» Request: Pick every line from the data that holds the word "JSON".

» Supplied records:

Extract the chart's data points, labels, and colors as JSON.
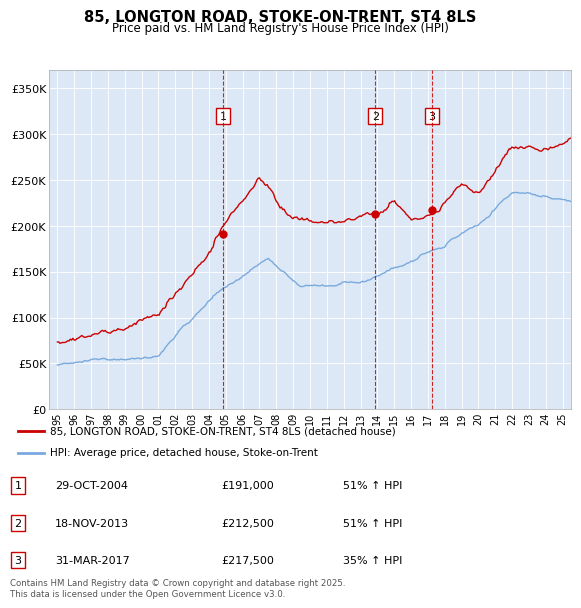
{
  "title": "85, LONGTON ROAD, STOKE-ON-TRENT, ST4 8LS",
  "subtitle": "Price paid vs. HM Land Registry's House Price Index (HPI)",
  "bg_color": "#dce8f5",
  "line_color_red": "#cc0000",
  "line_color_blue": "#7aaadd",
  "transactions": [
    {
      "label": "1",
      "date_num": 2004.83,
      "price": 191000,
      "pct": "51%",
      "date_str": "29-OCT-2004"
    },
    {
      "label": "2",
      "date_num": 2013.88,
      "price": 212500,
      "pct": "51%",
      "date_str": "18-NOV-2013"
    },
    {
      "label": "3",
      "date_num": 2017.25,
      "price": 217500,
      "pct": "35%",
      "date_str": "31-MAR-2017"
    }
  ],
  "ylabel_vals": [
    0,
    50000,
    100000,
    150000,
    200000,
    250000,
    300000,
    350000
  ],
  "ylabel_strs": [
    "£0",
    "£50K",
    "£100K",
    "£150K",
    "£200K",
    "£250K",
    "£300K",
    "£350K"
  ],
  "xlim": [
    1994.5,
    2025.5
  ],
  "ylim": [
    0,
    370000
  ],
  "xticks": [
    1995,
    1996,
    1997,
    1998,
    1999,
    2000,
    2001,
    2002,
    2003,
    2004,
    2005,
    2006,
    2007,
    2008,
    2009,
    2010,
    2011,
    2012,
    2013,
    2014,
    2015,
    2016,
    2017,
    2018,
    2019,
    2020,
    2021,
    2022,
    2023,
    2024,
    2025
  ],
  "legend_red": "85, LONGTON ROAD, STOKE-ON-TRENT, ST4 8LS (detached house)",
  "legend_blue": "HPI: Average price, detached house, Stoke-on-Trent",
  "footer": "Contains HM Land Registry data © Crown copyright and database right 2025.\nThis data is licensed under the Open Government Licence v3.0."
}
---
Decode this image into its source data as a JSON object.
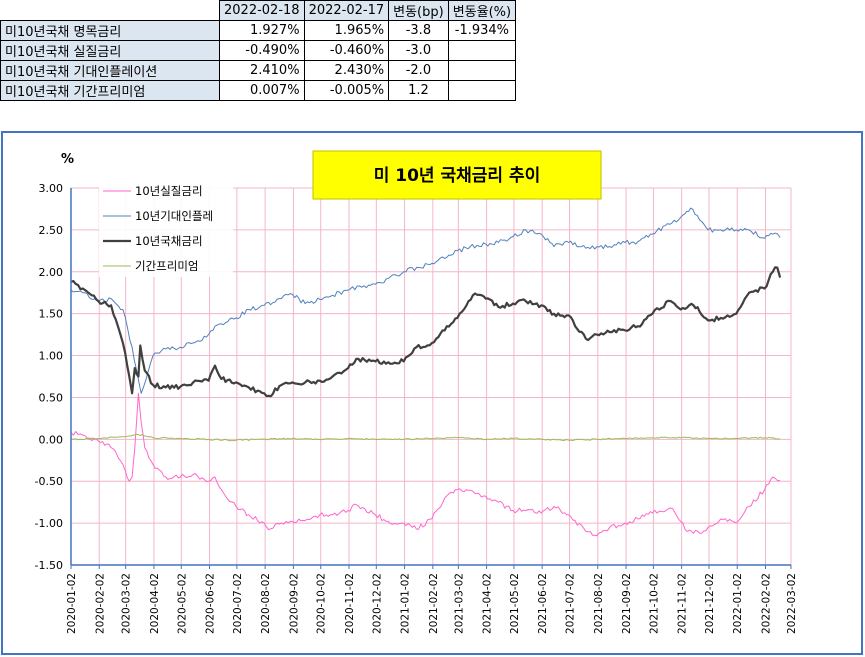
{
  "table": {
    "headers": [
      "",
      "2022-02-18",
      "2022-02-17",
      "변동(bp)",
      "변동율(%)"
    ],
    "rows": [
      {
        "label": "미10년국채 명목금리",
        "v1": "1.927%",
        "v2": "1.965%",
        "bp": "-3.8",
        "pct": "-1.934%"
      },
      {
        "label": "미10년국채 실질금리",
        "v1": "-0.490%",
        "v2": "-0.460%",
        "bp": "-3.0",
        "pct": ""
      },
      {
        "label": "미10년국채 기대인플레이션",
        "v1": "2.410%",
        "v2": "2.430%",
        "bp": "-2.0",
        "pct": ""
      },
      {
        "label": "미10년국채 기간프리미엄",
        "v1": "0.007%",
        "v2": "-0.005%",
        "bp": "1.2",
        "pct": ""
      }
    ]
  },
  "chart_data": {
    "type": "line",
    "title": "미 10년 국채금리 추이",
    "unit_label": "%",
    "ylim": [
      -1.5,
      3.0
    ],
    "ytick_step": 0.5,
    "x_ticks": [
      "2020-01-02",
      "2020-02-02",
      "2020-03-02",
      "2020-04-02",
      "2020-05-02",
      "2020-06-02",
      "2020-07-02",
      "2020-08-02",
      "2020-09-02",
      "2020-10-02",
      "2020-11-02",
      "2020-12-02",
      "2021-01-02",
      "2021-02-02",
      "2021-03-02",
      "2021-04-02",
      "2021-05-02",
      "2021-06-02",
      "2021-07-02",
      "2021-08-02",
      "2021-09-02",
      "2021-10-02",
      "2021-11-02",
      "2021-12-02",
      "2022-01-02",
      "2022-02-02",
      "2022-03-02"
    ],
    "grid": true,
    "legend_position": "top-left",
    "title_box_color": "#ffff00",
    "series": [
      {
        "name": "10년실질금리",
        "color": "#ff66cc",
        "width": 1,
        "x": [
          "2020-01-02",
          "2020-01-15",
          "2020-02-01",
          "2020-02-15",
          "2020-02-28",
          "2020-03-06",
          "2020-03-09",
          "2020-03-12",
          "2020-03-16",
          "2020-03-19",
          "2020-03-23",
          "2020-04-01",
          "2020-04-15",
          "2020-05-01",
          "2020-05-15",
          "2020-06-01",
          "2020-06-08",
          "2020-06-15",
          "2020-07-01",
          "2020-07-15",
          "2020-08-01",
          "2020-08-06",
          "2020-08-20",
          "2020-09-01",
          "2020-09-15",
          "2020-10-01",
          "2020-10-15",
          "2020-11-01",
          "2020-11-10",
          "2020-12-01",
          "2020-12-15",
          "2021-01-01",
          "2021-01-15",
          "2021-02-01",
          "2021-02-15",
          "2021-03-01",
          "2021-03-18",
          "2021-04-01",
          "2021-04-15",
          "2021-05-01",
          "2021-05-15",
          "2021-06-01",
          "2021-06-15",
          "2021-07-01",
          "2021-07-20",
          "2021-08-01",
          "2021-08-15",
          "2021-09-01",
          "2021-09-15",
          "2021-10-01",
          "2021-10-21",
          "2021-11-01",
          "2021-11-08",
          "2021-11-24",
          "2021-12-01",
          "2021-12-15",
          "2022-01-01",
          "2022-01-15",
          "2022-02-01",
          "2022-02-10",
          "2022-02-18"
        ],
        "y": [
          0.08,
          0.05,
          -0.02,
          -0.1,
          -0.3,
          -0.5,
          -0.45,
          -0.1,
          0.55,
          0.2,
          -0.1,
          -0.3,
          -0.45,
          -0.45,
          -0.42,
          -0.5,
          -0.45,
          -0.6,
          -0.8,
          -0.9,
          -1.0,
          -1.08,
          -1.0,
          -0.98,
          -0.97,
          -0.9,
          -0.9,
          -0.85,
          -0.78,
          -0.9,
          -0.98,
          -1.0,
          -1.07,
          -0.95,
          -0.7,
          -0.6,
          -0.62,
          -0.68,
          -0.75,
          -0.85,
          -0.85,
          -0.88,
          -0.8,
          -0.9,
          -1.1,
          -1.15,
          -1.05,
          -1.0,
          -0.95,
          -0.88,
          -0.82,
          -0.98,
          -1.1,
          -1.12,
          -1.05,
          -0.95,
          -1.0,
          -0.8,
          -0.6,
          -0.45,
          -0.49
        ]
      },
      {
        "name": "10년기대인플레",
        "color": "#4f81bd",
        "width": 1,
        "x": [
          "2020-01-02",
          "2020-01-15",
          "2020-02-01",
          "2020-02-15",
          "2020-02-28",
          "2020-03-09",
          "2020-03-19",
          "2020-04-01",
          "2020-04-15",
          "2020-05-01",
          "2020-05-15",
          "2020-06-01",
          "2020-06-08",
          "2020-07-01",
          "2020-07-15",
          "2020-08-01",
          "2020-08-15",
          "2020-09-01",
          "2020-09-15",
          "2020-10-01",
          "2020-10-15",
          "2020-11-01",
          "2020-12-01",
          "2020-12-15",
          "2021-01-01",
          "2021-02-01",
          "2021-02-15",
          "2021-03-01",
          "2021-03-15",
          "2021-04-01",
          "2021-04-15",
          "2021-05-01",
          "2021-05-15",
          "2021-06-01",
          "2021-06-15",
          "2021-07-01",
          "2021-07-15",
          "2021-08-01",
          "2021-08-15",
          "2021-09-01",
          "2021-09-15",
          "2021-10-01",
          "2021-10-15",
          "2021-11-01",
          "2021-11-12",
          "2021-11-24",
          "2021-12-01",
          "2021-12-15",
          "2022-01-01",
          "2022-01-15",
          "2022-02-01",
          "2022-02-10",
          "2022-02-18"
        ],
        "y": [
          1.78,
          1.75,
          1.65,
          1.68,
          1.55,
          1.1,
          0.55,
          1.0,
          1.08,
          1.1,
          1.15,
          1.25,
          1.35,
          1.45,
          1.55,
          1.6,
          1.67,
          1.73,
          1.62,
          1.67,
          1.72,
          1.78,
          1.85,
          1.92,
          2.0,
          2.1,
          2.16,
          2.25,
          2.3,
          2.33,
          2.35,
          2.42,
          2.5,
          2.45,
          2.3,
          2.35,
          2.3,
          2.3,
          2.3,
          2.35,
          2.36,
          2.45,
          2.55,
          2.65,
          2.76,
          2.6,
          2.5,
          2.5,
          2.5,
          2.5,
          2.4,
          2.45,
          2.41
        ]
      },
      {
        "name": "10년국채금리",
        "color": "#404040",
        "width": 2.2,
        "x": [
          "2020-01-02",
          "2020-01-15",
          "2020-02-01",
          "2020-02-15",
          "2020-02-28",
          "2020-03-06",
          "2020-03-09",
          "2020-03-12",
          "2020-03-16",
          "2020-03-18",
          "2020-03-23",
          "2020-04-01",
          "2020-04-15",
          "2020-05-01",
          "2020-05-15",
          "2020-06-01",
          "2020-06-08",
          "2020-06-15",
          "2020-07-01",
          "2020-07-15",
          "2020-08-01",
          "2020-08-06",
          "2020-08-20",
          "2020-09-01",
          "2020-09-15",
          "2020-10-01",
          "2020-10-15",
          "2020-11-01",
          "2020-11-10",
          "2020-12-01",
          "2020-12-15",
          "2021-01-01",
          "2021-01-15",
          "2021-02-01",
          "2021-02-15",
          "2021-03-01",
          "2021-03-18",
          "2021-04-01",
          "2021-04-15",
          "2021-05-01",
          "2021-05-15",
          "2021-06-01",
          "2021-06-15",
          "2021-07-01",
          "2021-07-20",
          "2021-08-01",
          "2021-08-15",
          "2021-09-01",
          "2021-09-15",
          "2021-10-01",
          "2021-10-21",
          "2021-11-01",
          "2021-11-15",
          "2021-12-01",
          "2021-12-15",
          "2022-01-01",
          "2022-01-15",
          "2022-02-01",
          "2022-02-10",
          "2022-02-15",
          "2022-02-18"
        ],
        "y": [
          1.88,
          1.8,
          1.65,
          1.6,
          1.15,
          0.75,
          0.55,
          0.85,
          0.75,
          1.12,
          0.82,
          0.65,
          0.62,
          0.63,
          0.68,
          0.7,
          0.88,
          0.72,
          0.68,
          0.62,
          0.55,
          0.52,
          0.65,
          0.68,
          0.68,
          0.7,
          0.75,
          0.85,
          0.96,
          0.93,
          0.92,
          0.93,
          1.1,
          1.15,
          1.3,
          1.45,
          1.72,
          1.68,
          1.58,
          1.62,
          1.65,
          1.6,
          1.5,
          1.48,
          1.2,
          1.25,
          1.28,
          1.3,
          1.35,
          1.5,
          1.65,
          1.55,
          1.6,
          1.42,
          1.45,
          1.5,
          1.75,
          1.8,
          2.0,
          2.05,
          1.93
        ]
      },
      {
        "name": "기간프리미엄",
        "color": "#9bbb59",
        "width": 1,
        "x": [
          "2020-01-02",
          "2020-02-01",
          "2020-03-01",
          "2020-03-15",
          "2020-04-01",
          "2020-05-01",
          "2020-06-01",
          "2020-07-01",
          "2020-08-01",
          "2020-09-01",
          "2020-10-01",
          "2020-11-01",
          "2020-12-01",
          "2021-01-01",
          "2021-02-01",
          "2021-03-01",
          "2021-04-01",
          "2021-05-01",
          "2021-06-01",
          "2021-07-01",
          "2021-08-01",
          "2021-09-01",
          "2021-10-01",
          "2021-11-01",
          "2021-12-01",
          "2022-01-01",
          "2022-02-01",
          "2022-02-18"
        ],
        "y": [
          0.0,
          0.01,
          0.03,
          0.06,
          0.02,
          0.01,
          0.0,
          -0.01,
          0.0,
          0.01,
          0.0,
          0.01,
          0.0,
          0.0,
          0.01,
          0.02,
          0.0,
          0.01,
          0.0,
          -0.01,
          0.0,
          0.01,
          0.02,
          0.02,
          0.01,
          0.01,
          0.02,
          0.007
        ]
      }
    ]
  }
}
* * *
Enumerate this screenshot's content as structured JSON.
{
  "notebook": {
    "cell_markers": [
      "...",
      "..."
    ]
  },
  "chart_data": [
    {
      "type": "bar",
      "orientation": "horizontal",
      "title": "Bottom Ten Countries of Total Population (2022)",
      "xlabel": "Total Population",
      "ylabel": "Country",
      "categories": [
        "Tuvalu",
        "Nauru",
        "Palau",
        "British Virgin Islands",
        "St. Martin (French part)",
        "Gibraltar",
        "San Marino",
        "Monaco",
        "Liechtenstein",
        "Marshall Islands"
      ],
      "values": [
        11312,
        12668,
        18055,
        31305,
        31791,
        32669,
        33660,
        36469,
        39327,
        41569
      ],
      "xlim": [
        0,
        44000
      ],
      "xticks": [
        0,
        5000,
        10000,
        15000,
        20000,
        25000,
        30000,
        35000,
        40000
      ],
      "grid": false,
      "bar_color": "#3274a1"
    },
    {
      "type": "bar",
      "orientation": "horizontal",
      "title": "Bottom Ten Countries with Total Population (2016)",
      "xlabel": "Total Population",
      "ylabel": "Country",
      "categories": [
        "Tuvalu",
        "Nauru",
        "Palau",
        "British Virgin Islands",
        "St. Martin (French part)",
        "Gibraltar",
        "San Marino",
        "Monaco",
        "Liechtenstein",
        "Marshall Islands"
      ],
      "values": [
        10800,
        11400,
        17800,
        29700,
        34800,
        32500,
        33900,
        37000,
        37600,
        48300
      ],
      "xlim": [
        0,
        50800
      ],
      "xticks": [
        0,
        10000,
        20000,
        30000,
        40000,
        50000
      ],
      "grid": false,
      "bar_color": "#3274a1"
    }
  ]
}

» The solution:
Extract the chart's data points, labels, and colors as JSON.
Decode this image into its source data as a JSON object.
Enumerate this screenshot's content as structured JSON.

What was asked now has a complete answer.